** START GIVEN DATA **

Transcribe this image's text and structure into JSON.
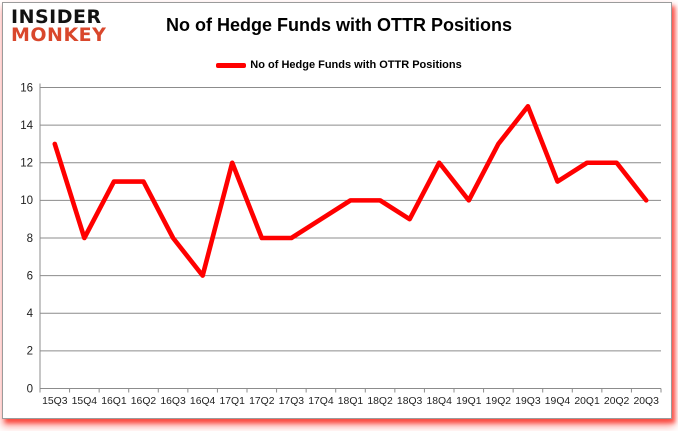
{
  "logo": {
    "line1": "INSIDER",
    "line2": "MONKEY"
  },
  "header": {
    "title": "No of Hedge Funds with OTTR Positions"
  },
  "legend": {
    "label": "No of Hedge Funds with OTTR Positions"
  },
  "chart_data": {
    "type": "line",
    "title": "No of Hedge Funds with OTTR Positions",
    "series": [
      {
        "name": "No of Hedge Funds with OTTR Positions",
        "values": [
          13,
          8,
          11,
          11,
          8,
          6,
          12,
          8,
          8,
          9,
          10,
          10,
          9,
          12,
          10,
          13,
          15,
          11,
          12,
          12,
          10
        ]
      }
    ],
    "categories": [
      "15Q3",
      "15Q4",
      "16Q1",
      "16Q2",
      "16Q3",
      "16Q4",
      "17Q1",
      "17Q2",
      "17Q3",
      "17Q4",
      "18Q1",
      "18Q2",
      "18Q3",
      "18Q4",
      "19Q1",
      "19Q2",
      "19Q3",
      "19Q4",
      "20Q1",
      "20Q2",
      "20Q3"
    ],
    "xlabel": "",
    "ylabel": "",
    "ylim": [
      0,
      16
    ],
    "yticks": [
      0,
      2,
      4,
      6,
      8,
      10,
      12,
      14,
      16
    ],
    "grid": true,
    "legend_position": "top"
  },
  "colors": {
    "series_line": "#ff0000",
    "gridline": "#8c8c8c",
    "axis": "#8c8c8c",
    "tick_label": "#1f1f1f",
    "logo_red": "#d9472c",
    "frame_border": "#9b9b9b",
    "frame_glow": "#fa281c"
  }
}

** END GIVEN DATA **

- **EXERCISE INSTRUCTIONS**
Set each line of the records down exactly, leaving every picture out.

- **ANSWER TO THIS PROBLEM**
Transcribe this image's text and structure into JSON.
{
  "logo": {
    "line1": "INSIDER",
    "line2": "MONKEY"
  },
  "header": {
    "title": "No of Hedge Funds with OTTR Positions"
  },
  "legend": {
    "label": "No of Hedge Funds with OTTR Positions"
  },
  "chart_data": {
    "type": "line",
    "title": "No of Hedge Funds with OTTR Positions",
    "series": [
      {
        "name": "No of Hedge Funds with OTTR Positions",
        "values": [
          13,
          8,
          11,
          11,
          8,
          6,
          12,
          8,
          8,
          9,
          10,
          10,
          9,
          12,
          10,
          13,
          15,
          11,
          12,
          12,
          10
        ]
      }
    ],
    "categories": [
      "15Q3",
      "15Q4",
      "16Q1",
      "16Q2",
      "16Q3",
      "16Q4",
      "17Q1",
      "17Q2",
      "17Q3",
      "17Q4",
      "18Q1",
      "18Q2",
      "18Q3",
      "18Q4",
      "19Q1",
      "19Q2",
      "19Q3",
      "19Q4",
      "20Q1",
      "20Q2",
      "20Q3"
    ],
    "xlabel": "",
    "ylabel": "",
    "ylim": [
      0,
      16
    ],
    "yticks": [
      0,
      2,
      4,
      6,
      8,
      10,
      12,
      14,
      16
    ],
    "grid": true,
    "legend_position": "top"
  },
  "colors": {
    "series_line": "#ff0000",
    "gridline": "#8c8c8c",
    "axis": "#8c8c8c",
    "tick_label": "#1f1f1f",
    "logo_red": "#d9472c",
    "frame_border": "#9b9b9b",
    "frame_glow": "#fa281c"
  }
}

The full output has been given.